### Aim
Copy every line with the string "title" in it.
── The input
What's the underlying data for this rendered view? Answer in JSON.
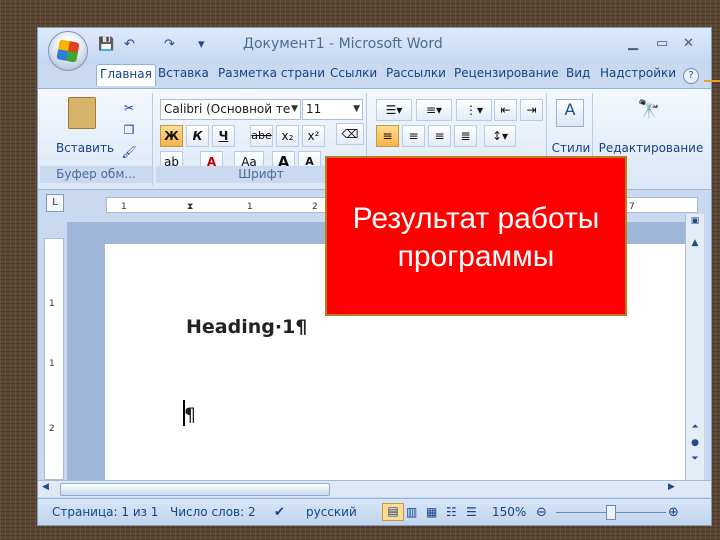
{
  "window": {
    "title": "Документ1 - Microsoft Word"
  },
  "qat": {
    "save": "💾",
    "undo": "↶",
    "redo": "↷",
    "customize": "▾"
  },
  "tabs": [
    {
      "label": "Главная",
      "active": true
    },
    {
      "label": "Вставка"
    },
    {
      "label": "Разметка страни"
    },
    {
      "label": "Ссылки"
    },
    {
      "label": "Рассылки"
    },
    {
      "label": "Рецензирование"
    },
    {
      "label": "Вид"
    },
    {
      "label": "Надстройки"
    }
  ],
  "ribbon": {
    "clipboard": {
      "paste_label": "Вставить",
      "group_label": "Буфер обм..."
    },
    "font": {
      "font_name": "Calibri (Основной те",
      "font_size": "11",
      "group_label": "Шрифт",
      "bold": "Ж",
      "italic": "К",
      "underline": "Ч",
      "strike": "abe",
      "subscript": "x₂",
      "superscript": "x²",
      "grow": "A",
      "shrink": "A",
      "case": "Aa"
    },
    "styles": {
      "label": "Стили"
    },
    "editing": {
      "label": "Редактирование"
    }
  },
  "ruler": {
    "ticks": [
      "1",
      "1",
      "1",
      "2",
      "7"
    ],
    "vticks": [
      "1",
      "1",
      "2"
    ]
  },
  "document": {
    "heading": "Heading·1¶",
    "paragraph": "¶"
  },
  "statusbar": {
    "page": "Страница: 1 из 1",
    "words": "Число слов: 2",
    "language": "русский",
    "zoom": "150%"
  },
  "callout": {
    "line1": "Результат работы",
    "line2": "программы"
  },
  "colors": {
    "callout_bg": "#ff0000",
    "ribbon_accent": "#15428b"
  }
}
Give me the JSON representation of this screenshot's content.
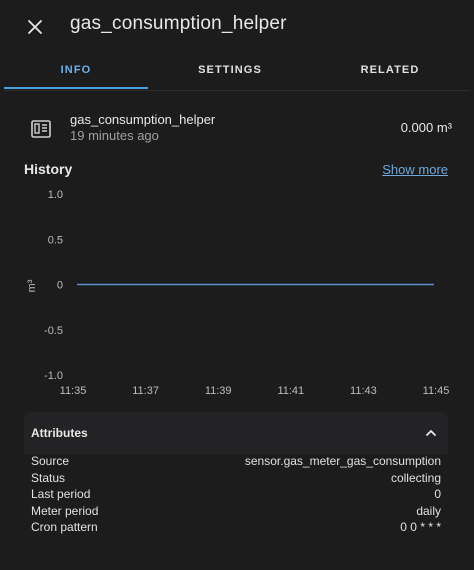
{
  "header": {
    "title": "gas_consumption_helper"
  },
  "tabs": [
    {
      "label": "INFO"
    },
    {
      "label": "SETTINGS"
    },
    {
      "label": "RELATED"
    }
  ],
  "entity": {
    "name": "gas_consumption_helper",
    "last_changed": "19 minutes ago",
    "state": "0.000 m³"
  },
  "history": {
    "title": "History",
    "show_more": "Show more"
  },
  "chart_data": {
    "type": "line",
    "ylabel": "m³",
    "ylim": [
      -1.0,
      1.0
    ],
    "y_ticks": [
      "1.0",
      "0.5",
      "0",
      "-0.5",
      "-1.0"
    ],
    "x_ticks": [
      "11:35",
      "11:37",
      "11:39",
      "11:41",
      "11:43",
      "11:45"
    ],
    "series": [
      {
        "x": [
          "11:35",
          "11:45"
        ],
        "values": [
          0,
          0
        ]
      }
    ],
    "color": "#5b8fc7"
  },
  "attributes": {
    "title": "Attributes",
    "rows": [
      {
        "key": "Source",
        "value": "sensor.gas_meter_gas_consumption"
      },
      {
        "key": "Status",
        "value": "collecting"
      },
      {
        "key": "Last period",
        "value": "0"
      },
      {
        "key": "Meter period",
        "value": "daily"
      },
      {
        "key": "Cron pattern",
        "value": "0 0 * * *"
      }
    ]
  }
}
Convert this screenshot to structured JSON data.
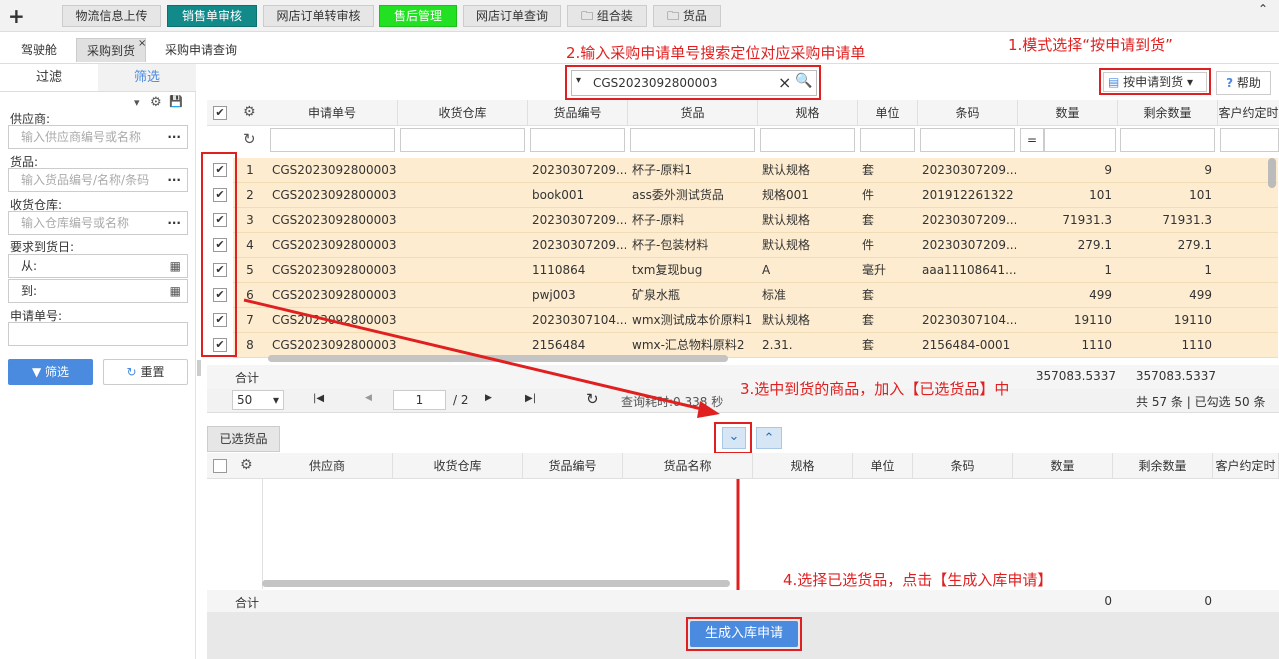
{
  "topbar": {
    "plus": "+",
    "tabs": [
      "物流信息上传",
      "销售单审核",
      "网店订单转审核",
      "售后管理",
      "网店订单查询",
      "组合装",
      "货品"
    ]
  },
  "subtabs": [
    "驾驶舱",
    "采购到货",
    "采购申请查询"
  ],
  "left": {
    "tab_filter": "过滤",
    "tab_select": "筛选",
    "supplier_label": "供应商:",
    "supplier_ph": "输入供应商编号或名称",
    "goods_label": "货品:",
    "goods_ph": "输入货品编号/名称/条码",
    "warehouse_label": "收货仓库:",
    "warehouse_ph": "输入仓库编号或名称",
    "date_label": "要求到货日:",
    "from": "从:",
    "to": "到:",
    "apply_no_label": "申请单号:",
    "filter_btn": "筛选",
    "reset_btn": "重置"
  },
  "search": {
    "value": "CGS2023092800003"
  },
  "annotations": {
    "a1": "1.模式选择“按申请到货”",
    "a2": "2.输入采购申请单号搜索定位对应采购申请单",
    "a3": "3.选中到货的商品，加入【已选货品】中",
    "a4": "4.选择已选货品，点击【生成入库申请】"
  },
  "mode_btn": "按申请到货",
  "help_btn": "帮助",
  "grid": {
    "headers": [
      "申请单号",
      "收货仓库",
      "货品编号",
      "货品",
      "规格",
      "单位",
      "条码",
      "数量",
      "剩余数量",
      "客户约定时"
    ],
    "rows": [
      {
        "no": "1",
        "apply": "CGS2023092800003",
        "code": "20230307209...",
        "name": "杯子-原料1",
        "spec": "默认规格",
        "unit": "套",
        "barcode": "20230307209...",
        "qty": "9",
        "remain": "9"
      },
      {
        "no": "2",
        "apply": "CGS2023092800003",
        "code": "book001",
        "name": "ass委外测试货品",
        "spec": "规格001",
        "unit": "件",
        "barcode": "201912261322",
        "qty": "101",
        "remain": "101"
      },
      {
        "no": "3",
        "apply": "CGS2023092800003",
        "code": "20230307209...",
        "name": "杯子-原料",
        "spec": "默认规格",
        "unit": "套",
        "barcode": "20230307209...",
        "qty": "71931.3",
        "remain": "71931.3"
      },
      {
        "no": "4",
        "apply": "CGS2023092800003",
        "code": "20230307209...",
        "name": "杯子-包装材料",
        "spec": "默认规格",
        "unit": "件",
        "barcode": "20230307209...",
        "qty": "279.1",
        "remain": "279.1"
      },
      {
        "no": "5",
        "apply": "CGS2023092800003",
        "code": "1110864",
        "name": "txm复现bug",
        "spec": "A",
        "unit": "毫升",
        "barcode": "aaa11108641...",
        "qty": "1",
        "remain": "1"
      },
      {
        "no": "6",
        "apply": "CGS2023092800003",
        "code": "pwj003",
        "name": "矿泉水瓶",
        "spec": "标准",
        "unit": "套",
        "barcode": "",
        "qty": "499",
        "remain": "499"
      },
      {
        "no": "7",
        "apply": "CGS2023092800003",
        "code": "20230307104...",
        "name": "wmx测试成本价原料1",
        "spec": "默认规格",
        "unit": "套",
        "barcode": "20230307104...",
        "qty": "19110",
        "remain": "19110"
      },
      {
        "no": "8",
        "apply": "CGS2023092800003",
        "code": "2156484",
        "name": "wmx-汇总物料原料2",
        "spec": "2.31.",
        "unit": "套",
        "barcode": "2156484-0001",
        "qty": "1110",
        "remain": "1110"
      }
    ],
    "total_label": "合计",
    "total_qty": "357083.5337",
    "total_remain": "357083.5337",
    "eq": "=",
    "check": "✔"
  },
  "pager": {
    "size": "50",
    "page": "1",
    "of": "/ 2",
    "query_info": "查询耗时:0.338 秒",
    "summary": "共 57 条 | 已勾选 50 条"
  },
  "selected": {
    "tab": "已选货品",
    "headers": [
      "供应商",
      "收货仓库",
      "货品编号",
      "货品名称",
      "规格",
      "单位",
      "条码",
      "数量",
      "剩余数量",
      "客户约定时"
    ],
    "total_label": "合计",
    "total_qty": "0",
    "total_remain": "0"
  },
  "generate_btn": "生成入库申请",
  "icons": {
    "gear": "⚙",
    "refresh": "↻",
    "save": "💾",
    "search": "🔍",
    "clear": "×",
    "caret": "▾",
    "first": "|◀",
    "prev": "◀",
    "next": "▶",
    "last": "▶|",
    "reload": "↻",
    "down": "⌄",
    "up": "⌃",
    "calendar": "▦",
    "more": "···",
    "folder": "🗀",
    "filter": "▼"
  },
  "colors": {
    "accent": "#4a8be0",
    "annotation": "#e02020",
    "row_bg": "#fdeccf"
  }
}
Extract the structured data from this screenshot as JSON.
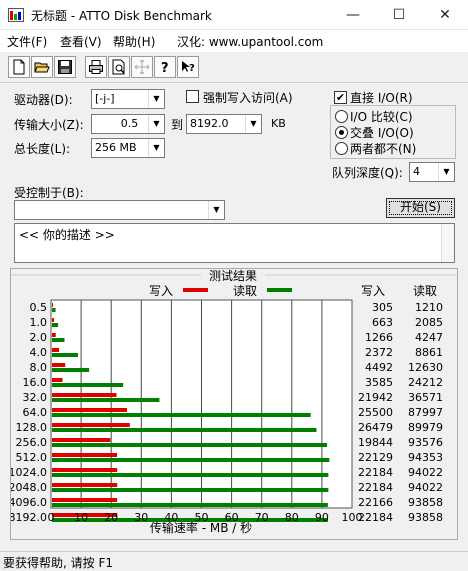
────
### Solution for this exercise
    "title": "Документ1 - Microsoft Word"
    "title": "gas_consumption_helper"
    "title": "History",
    "title": "Attributes",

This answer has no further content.